• PROBLEM TO WORK ON:
All records below must be retyped exactly.

== THE RECORDS ==

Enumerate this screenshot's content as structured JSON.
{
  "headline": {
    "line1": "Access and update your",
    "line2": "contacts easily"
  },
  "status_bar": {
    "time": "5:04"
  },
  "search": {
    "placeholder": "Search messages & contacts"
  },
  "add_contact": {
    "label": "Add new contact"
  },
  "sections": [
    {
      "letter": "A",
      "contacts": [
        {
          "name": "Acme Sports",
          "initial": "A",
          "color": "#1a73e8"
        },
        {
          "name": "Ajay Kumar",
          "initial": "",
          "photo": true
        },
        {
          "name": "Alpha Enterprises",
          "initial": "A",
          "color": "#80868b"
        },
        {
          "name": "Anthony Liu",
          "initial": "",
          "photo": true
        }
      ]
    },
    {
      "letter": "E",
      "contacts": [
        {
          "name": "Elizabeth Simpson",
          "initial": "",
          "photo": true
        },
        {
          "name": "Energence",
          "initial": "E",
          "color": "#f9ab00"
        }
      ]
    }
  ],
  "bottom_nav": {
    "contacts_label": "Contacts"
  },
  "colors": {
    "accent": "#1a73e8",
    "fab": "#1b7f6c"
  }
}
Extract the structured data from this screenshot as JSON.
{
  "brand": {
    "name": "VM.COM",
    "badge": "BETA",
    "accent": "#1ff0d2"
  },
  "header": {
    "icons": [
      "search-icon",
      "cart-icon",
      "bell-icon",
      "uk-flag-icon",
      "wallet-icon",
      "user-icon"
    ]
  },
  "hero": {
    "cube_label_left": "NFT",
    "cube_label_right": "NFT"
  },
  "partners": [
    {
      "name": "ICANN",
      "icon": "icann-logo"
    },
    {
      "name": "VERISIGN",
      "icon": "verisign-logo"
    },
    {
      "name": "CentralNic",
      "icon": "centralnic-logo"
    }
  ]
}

===

• COMPLETE RESPONSE:
Enumerate this screenshot's content as structured JSON.
{
  "headline": {
    "line1": "Access and update your",
    "line2": "contacts easily"
  },
  "status_bar": {
    "time": "5:04"
  },
  "search": {
    "placeholder": "Search messages & contacts"
  },
  "add_contact": {
    "label": "Add new contact"
  },
  "sections": [
    {
      "letter": "A",
      "contacts": [
        {
          "name": "Acme Sports",
          "initial": "A",
          "color": "#1a73e8"
        },
        {
          "name": "Ajay Kumar",
          "initial": "",
          "photo": true
        },
        {
          "name": "Alpha Enterprises",
          "initial": "A",
          "color": "#80868b"
        },
        {
          "name": "Anthony Liu",
          "initial": "",
          "photo": true
        }
      ]
    },
    {
      "letter": "E",
      "contacts": [
        {
          "name": "Elizabeth Simpson",
          "initial": "",
          "photo": true
        },
        {
          "name": "Energence",
          "initial": "E",
          "color": "#f9ab00"
        }
      ]
    }
  ],
  "bottom_nav": {
    "contacts_label": "Contacts"
  },
  "colors": {
    "accent": "#1a73e8",
    "fab": "#1b7f6c"
  }
}
Extract the structured data from this screenshot as JSON.
{
  "brand": {
    "name": "VM.COM",
    "badge": "BETA",
    "accent": "#1ff0d2"
  },
  "header": {
    "icons": [
      "search-icon",
      "cart-icon",
      "bell-icon",
      "uk-flag-icon",
      "wallet-icon",
      "user-icon"
    ]
  },
  "hero": {
    "cube_label_left": "NFT",
    "cube_label_right": "NFT"
  },
  "partners": [
    {
      "name": "ICANN",
      "icon": "icann-logo"
    },
    {
      "name": "VERISIGN",
      "icon": "verisign-logo"
    },
    {
      "name": "CentralNic",
      "icon": "centralnic-logo"
    }
  ]
}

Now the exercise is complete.